Begin

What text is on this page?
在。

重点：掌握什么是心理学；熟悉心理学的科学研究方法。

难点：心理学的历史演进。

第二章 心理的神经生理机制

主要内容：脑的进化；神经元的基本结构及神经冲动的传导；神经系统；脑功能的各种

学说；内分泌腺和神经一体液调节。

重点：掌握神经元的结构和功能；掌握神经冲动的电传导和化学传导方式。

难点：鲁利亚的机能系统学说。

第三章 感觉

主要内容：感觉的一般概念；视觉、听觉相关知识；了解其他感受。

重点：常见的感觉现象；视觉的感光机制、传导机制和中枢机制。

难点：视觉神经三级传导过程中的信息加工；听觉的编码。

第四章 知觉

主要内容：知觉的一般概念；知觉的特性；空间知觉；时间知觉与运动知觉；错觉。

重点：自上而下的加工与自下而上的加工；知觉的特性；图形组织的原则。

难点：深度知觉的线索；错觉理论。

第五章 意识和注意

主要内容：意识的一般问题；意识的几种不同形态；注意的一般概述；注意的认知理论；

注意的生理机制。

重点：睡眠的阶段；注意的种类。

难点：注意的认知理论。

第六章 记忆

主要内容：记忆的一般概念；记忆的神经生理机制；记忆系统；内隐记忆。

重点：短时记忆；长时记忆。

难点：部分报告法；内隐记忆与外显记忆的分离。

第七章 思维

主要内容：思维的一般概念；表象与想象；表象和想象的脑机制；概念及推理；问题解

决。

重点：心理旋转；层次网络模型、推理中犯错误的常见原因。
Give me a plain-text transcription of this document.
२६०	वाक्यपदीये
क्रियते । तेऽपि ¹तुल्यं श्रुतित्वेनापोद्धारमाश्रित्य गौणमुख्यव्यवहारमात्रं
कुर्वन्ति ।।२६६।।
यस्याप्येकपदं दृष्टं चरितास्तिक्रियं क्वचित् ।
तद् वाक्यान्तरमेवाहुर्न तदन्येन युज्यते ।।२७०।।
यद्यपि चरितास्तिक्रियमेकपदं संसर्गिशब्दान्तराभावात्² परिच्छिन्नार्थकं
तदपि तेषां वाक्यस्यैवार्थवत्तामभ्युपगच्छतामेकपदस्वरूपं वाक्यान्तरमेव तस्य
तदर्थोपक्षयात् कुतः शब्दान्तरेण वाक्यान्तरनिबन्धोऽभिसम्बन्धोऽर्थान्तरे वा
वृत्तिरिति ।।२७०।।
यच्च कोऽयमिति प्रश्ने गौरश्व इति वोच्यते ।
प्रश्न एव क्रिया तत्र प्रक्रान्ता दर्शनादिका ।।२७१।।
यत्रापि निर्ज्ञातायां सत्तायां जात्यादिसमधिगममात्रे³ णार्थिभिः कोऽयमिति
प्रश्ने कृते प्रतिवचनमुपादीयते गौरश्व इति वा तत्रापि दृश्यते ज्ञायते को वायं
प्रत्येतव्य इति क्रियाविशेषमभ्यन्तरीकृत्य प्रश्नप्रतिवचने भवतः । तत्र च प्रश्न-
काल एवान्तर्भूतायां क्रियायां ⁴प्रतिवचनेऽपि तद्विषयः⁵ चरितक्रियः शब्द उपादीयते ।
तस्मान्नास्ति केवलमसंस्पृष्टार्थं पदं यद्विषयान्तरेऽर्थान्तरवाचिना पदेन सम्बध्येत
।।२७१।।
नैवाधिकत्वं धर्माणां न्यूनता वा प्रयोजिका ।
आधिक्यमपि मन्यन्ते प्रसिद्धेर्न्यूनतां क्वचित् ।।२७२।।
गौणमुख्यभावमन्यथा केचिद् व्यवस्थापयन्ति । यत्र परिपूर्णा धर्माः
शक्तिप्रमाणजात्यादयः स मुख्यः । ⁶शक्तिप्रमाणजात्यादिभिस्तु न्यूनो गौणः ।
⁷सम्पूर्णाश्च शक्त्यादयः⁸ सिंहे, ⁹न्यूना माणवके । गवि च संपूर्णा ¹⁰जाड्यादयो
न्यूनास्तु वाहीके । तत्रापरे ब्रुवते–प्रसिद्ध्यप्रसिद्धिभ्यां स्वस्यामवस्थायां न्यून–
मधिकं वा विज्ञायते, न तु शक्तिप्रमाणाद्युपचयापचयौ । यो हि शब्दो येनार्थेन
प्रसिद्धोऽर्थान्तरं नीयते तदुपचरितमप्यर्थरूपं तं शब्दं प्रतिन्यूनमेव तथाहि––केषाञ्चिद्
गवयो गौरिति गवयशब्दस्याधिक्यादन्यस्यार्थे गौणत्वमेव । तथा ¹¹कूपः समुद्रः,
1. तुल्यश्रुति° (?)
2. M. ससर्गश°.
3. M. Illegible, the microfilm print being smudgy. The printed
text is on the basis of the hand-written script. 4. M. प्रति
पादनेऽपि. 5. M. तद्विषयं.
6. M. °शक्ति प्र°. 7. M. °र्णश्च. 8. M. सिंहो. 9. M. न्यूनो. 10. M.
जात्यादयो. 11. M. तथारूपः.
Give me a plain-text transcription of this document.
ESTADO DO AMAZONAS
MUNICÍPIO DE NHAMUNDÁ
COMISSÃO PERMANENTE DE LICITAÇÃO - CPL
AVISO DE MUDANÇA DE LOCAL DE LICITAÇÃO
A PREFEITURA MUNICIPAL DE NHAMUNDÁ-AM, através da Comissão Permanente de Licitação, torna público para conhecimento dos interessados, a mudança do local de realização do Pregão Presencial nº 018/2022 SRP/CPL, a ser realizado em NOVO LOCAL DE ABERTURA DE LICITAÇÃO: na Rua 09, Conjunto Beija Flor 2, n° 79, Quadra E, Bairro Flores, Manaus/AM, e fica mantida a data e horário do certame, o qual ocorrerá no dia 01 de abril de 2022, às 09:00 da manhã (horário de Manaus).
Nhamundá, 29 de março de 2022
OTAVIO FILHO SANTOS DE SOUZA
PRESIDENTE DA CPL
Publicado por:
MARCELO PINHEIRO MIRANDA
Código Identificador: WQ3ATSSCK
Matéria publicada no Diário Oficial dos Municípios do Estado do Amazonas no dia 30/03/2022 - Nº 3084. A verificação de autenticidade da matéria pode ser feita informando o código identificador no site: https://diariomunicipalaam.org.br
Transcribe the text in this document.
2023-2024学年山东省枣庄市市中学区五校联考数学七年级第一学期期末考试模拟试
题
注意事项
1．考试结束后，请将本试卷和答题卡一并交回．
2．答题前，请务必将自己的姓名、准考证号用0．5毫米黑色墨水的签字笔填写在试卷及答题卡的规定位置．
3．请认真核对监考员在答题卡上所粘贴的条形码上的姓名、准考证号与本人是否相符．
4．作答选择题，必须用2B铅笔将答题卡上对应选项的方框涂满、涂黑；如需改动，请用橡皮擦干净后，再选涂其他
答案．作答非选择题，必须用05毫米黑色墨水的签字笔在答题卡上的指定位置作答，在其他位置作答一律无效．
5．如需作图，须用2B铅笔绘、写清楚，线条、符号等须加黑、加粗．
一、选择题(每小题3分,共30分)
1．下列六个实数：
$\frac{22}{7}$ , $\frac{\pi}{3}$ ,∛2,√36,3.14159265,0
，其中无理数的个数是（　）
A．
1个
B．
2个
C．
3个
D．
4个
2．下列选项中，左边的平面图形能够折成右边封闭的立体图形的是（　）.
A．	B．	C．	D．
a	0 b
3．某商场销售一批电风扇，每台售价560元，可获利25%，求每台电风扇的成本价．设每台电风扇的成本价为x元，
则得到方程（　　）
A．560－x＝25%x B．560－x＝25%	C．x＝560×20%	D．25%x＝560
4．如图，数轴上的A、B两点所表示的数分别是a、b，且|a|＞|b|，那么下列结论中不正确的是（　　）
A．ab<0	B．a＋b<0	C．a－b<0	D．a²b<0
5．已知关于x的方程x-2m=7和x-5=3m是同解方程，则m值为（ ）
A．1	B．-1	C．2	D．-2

End

__The problem__
Your answer should be one number: how many lines in the material above contain the string "this".

__Solved problem__
4